begin

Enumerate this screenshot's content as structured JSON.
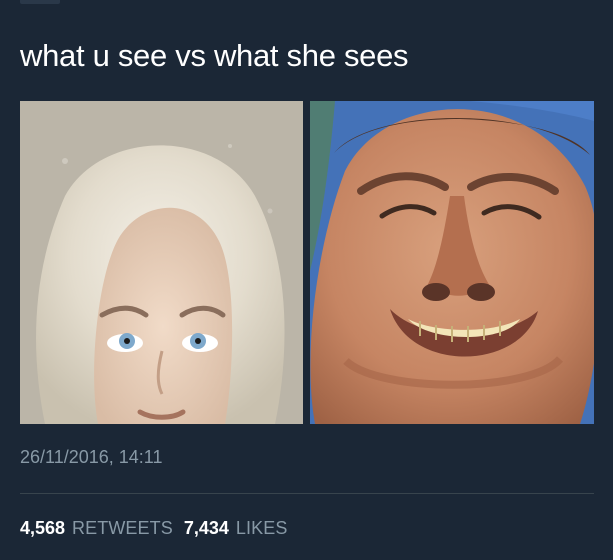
{
  "tweet": {
    "text": "what u see vs what she sees",
    "timestamp": "26/11/2016, 14:11",
    "media": [
      {
        "description": "woman with blonde hair looking up",
        "accent": "#d8d1c4"
      },
      {
        "description": "man smiling from below against blue sky",
        "accent": "#4f7fc7"
      }
    ],
    "stats": {
      "retweets_count": "4,568",
      "retweets_label": "RETWEETS",
      "likes_count": "7,434",
      "likes_label": "LIKES"
    }
  },
  "colors": {
    "background": "#1b2736",
    "text_primary": "#ffffff",
    "text_secondary": "#8899a6",
    "divider": "#38444d"
  }
}
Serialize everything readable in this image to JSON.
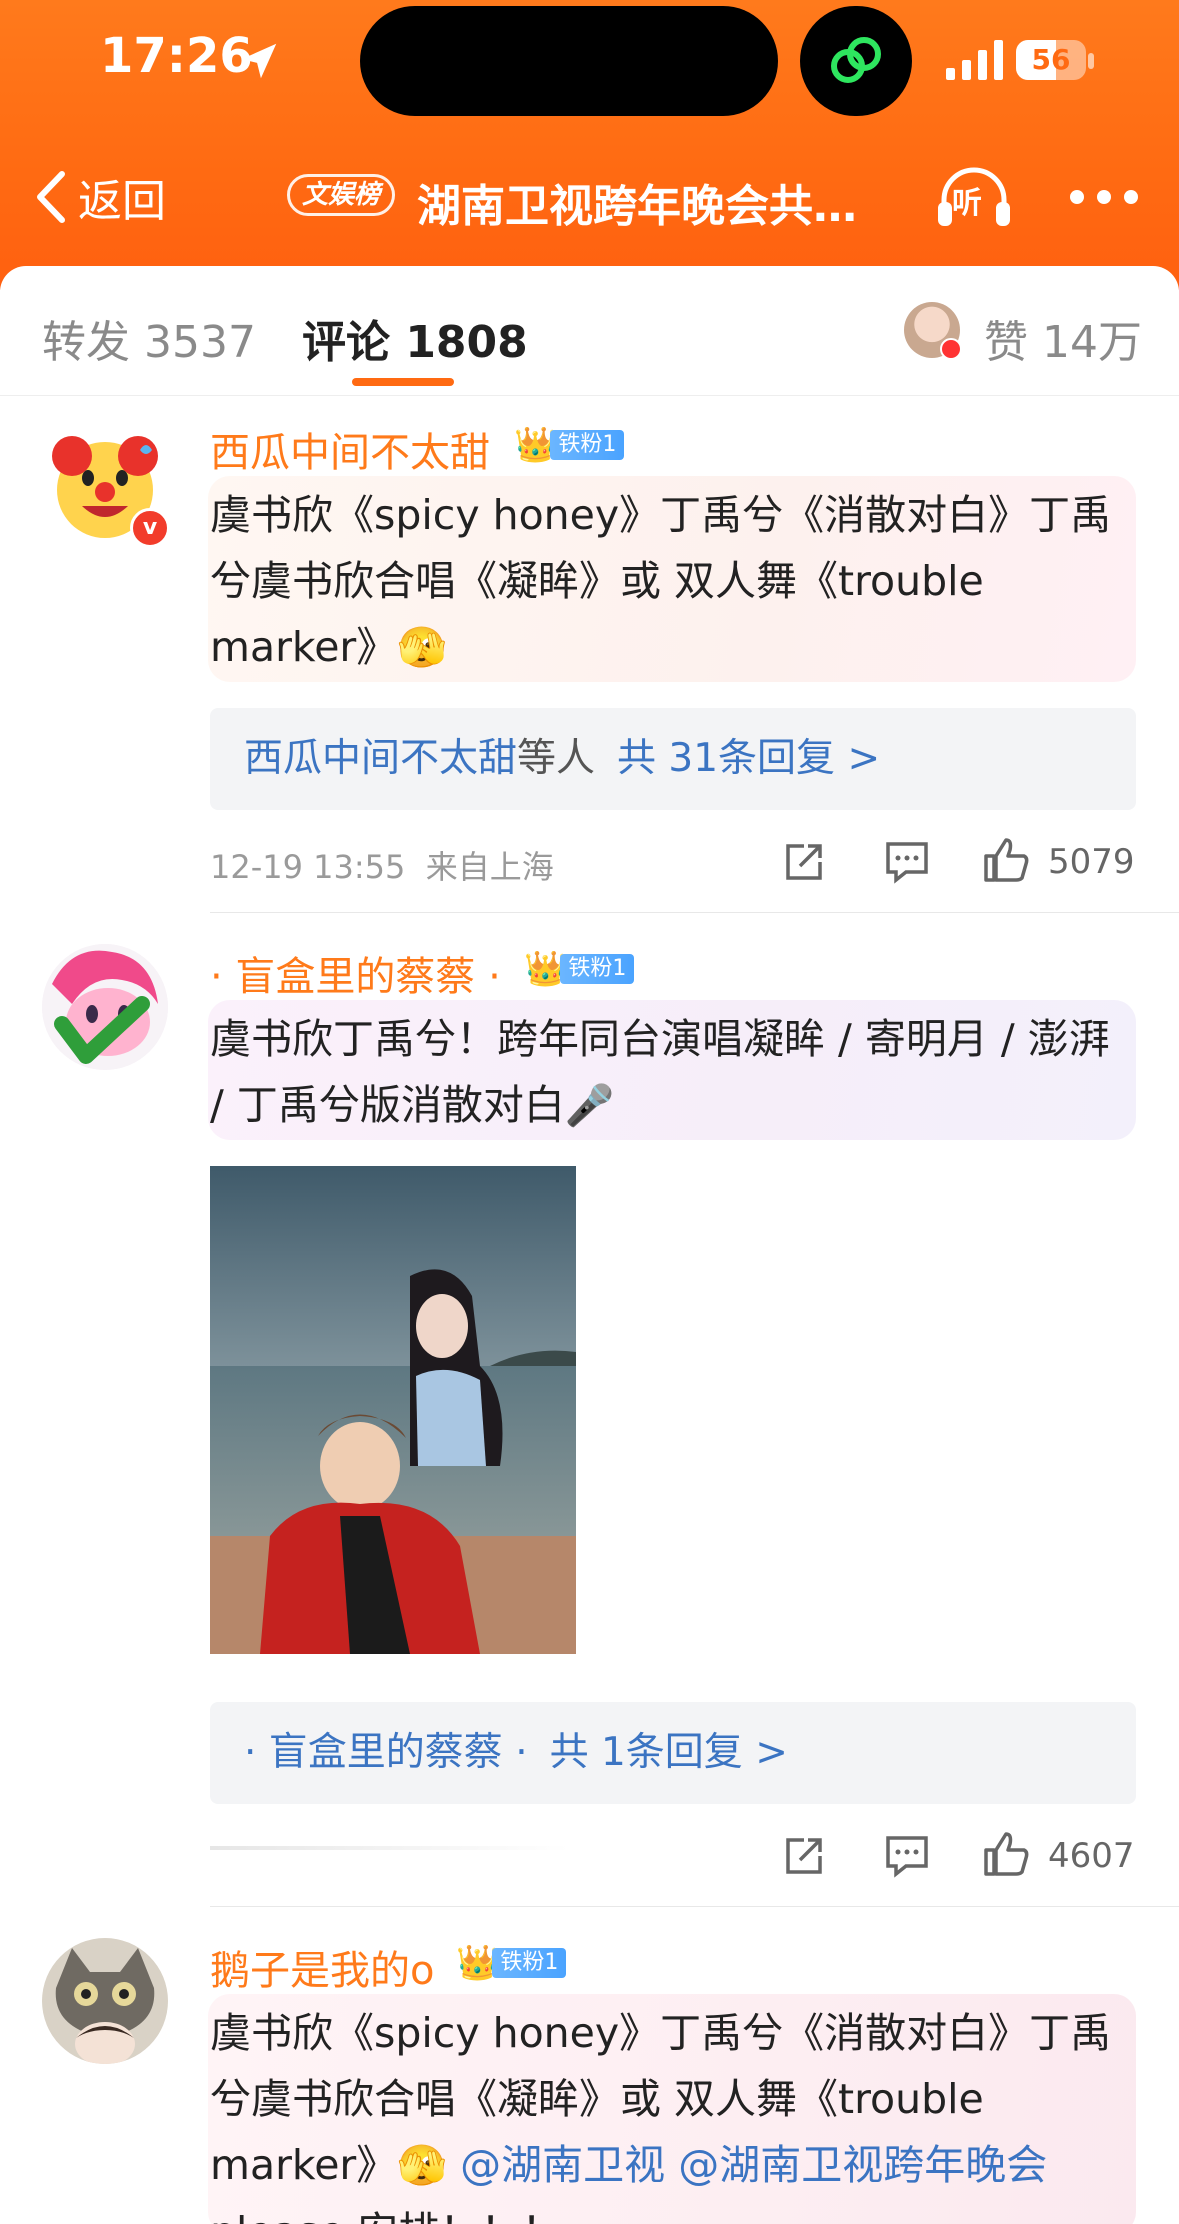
{
  "status": {
    "time": "17:26",
    "battery": "56"
  },
  "nav": {
    "back_label": "返回",
    "badge": "文娱榜",
    "title": "湖南卫视跨年晚会共…",
    "listen_label": "听"
  },
  "tabs": {
    "repost": "转发 3537",
    "comments": "评论 1808",
    "likes": "赞 14万"
  },
  "comments": [
    {
      "user": "西瓜中间不太甜",
      "fan_level": "铁粉1",
      "text": "虞书欣《spicy honey》丁禹兮《消散对白》丁禹兮虞书欣合唱《凝眸》或 双人舞《trouble marker》",
      "emoji": "🫣",
      "replies_user": "西瓜中间不太甜",
      "replies_etc": "等人",
      "replies_count": "共 31条回复 >",
      "time": "12-19 13:55",
      "location": "来自上海",
      "likes": "5079"
    },
    {
      "user": "· 盲盒里的蔡蔡 ·",
      "fan_level": "铁粉1",
      "text": "虞书欣丁禹兮！跨年同台演唱凝眸 / 寄明月 / 澎湃 / 丁禹兮版消散对白",
      "emoji": "🎤",
      "replies_user": "· 盲盒里的蔡蔡 ·",
      "replies_etc": "",
      "replies_count": "共 1条回复 >",
      "likes": "4607"
    },
    {
      "user": "鹅子是我的o",
      "fan_level": "铁粉1",
      "text": "虞书欣《spicy honey》丁禹兮《消散对白》丁禹兮虞书欣合唱《凝眸》或 双人舞《trouble marker》",
      "emoji": "🫣",
      "mention1": "@湖南卫视",
      "mention2": "@湖南卫视跨年晚会",
      "tail": "please 安排！！！"
    }
  ],
  "colors": {
    "accent": "#ff6a12",
    "link": "#3b74c2",
    "username": "#ff7a1a"
  },
  "icons": [
    "location-arrow-icon",
    "link-icon",
    "signal-icon",
    "battery-icon",
    "back-chevron-icon",
    "headphones-icon",
    "more-icon",
    "share-icon",
    "comment-icon",
    "like-icon",
    "crown-icon"
  ]
}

end

▶ [Your objective] Gather every line from the entries above where the word "description" appears, and copy them.

▶ [The completed task]
        "description": "woman with blonde hair looking up",
        "description": "man smiling from below against blue sky",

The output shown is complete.